GIVEN TEXT:
....

In New Jersey, Gov-elect Phil Murphy, a Democrat, pledged his support for Mr. Gottheimer's proposal at a news conference Friday. Mayors from three towns in Bergen County, where state records show the average residential property-tax bill topped $11,000 in 2016, said they would move to establish charitable funds.

Mr. Murphy said he would look into minimizing the new tax bill's impact statewide after he takes office later this month, both through legal action and possibly using a payroll tax. But the charitable fund proposal represents a time-tested tactic that can quickly be put into effect, he said.

"This one we believe has real legs and real precedent," Mr. Murphy said. "We are all in on this."

An example of how Mr. Gottheimer's proposal could work: A taxpayer who owes $15,000 in property taxes could contribute the same amount to her town's charitable fund. The town would then give the taxpayer a credit of up to $15,000, which could only be applied toward her property-tax bill.

Under the new law, the taxpayer could only deduct $10,000 in local and state taxes from her federal liability. But under Mr. Gottheimer's proposal, the taxpayer could deduct the $15,000 she contributed to her local charitable fund. Individual towns and cities would determine the amount of credit they would offer to taxpayers.

E. Martin Davidoff, a certified public accountant and tax attorney based in Dayton, N.J., said he didn't think the proposal would pass legal muster because charitable deductions are typically allowed only for contributions that were made without receiving any benefit in return. Someone at a charity auction who spends $15,000 to purchase a painting that is valued at $10,000, for example, can only deduct $5,000 on their tax return, he said.

"It's not going to work," Mr. Davidoff said about Mr. Gottheimer's proposal. "If it does work, it will be plugged up so fast that your head will spin, within a year or two the federal government will shut it down."

That could happen through formal guidance from the Internal Revenue Service, a new law from Congress or a more drawn-out court process in which the IRS challenges the claimed charitable contribution in an audit and a taxpayer fights it.

Mr. Gottheimer said he believed the use of charitable funds would be legal. Similar programs exist in more than 20 other states, Mr. Gottheimer said.

The IRS media office didn't immediately respond to a request for comment.

Republican Rep. Tom MacArthur, who was the only member of New Jersey's 14-member delegation to vote in favor of the tax bill, hadn't yet reviewed the details of Mr. Gottheimer's plan Friday. But a spokeswoman said in an email that Mr. MacArthur "remains committed to working with his colleagues to provide tax relief for New Jerseyans, which is exactly what The Tax Cuts and Jobs Act does."

....

INPUT DATA:
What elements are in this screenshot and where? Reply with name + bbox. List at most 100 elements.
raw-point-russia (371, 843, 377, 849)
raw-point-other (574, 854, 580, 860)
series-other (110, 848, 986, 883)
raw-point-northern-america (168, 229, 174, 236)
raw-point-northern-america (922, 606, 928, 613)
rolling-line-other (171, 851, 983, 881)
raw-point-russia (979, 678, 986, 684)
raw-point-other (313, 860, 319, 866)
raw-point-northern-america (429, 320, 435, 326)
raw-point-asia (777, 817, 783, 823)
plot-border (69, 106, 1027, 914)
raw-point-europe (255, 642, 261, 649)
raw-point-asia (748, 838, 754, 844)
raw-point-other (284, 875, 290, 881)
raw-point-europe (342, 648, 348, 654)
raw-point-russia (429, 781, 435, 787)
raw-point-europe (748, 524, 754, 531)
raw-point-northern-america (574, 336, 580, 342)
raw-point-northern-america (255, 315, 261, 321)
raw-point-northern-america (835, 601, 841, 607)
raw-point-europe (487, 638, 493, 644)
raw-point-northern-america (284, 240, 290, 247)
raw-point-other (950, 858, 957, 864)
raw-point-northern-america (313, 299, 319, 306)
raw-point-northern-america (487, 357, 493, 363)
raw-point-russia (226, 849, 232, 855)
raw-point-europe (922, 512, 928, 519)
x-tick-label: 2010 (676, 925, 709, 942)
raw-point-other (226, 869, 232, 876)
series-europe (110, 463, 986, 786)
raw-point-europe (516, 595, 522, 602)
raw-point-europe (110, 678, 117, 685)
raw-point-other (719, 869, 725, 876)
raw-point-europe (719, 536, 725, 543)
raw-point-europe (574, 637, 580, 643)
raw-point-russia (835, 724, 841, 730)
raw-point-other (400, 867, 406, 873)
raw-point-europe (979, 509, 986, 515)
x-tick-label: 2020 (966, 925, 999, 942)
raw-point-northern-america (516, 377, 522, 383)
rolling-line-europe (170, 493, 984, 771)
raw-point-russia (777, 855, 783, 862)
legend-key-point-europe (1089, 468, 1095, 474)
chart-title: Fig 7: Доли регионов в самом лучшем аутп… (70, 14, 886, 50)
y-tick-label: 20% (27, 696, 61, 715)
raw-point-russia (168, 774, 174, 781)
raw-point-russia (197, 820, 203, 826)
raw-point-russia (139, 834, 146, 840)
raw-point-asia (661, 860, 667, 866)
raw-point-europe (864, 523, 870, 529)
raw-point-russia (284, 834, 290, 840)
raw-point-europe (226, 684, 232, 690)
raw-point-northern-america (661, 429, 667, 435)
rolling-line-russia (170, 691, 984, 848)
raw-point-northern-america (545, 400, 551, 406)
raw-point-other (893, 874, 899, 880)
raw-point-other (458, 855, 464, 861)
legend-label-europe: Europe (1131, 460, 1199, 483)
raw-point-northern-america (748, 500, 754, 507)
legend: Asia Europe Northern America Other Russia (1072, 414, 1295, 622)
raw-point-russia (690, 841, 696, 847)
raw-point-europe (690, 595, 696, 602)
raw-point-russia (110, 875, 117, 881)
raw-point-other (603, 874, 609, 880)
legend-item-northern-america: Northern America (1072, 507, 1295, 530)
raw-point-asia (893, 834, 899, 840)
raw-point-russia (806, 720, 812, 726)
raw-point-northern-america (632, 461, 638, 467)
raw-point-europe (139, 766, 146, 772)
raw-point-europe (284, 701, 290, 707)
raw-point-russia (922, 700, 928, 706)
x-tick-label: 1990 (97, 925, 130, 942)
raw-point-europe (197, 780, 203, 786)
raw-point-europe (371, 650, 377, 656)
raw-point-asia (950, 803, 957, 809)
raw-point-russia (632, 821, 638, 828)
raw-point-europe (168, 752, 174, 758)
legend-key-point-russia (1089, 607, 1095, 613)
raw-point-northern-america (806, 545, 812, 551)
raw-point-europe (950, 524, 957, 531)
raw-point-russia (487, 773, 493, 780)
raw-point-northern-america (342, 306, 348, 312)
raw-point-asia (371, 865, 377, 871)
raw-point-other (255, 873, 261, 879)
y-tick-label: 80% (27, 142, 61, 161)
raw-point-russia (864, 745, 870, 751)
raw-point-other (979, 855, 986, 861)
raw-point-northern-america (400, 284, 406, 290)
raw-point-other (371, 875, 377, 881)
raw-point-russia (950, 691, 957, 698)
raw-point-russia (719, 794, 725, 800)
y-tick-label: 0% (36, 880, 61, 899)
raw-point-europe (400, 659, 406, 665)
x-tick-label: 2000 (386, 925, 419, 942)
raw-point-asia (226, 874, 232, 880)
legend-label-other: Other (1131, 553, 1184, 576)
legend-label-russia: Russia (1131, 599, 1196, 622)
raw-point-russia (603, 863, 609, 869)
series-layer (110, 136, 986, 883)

....

PROBLEMS AND TASKS:
**a.** Copy the rows word for word, starting at the first row and ending with the line that contains "raw-point-northern-america (168, 229, 174, 236)".
**b.** Extend the article about New Jersey's charitable-fund proposal for property taxes, picking up after its final sentence.

PER-TASK OUTPUTS:
**a.**
What elements are in this screenshot and where? Reply with name + bbox. List at most 100 elements.
raw-point-russia (371, 843, 377, 849)
raw-point-other (574, 854, 580, 860)
series-other (110, 848, 986, 883)
raw-point-northern-america (168, 229, 174, 236)

**b.**
There are already parallel programs in which states offer income-tax breaks for charitable donations. New York offers a maximum tax credit of $5,000 to landowners who enter into an agreement, known as conservation easements, with the state to protect land from development or certain usage. California also offers tax credits for conservation easements, as well as credits for 50% of contributions to a state fund for low-income college students.

Other states, including Alabama, Arizona and South Carolina, provide 100% credits -- with certain limitations -- for charitable contributions to tuition, conservation and foster-care programs. Mr. Gottheimer said the fact that these credits were popular in several red states made it unlikely that President Trump's administration would move to limit them.

The charitable contributions strategy can work, especially if governments structure it to look like the red-state models and argue that tax breaks for charitable contributions are different from getting other benefits, said Daniel Hemel, a tax law professor at the University of Chicago.

Creating formal and functional separation between the town governments and the new charitable funds and making the credit worth less than a dollar-for-dollar trade could help distinguish these new programs from more questionable alternatives, he said.

Governments could set up several funds for specific agencies, and the less it looks and operates like a general town fund, the harder it will be for the IRS to block without also ending the red-state programs, Mr. Hemel said.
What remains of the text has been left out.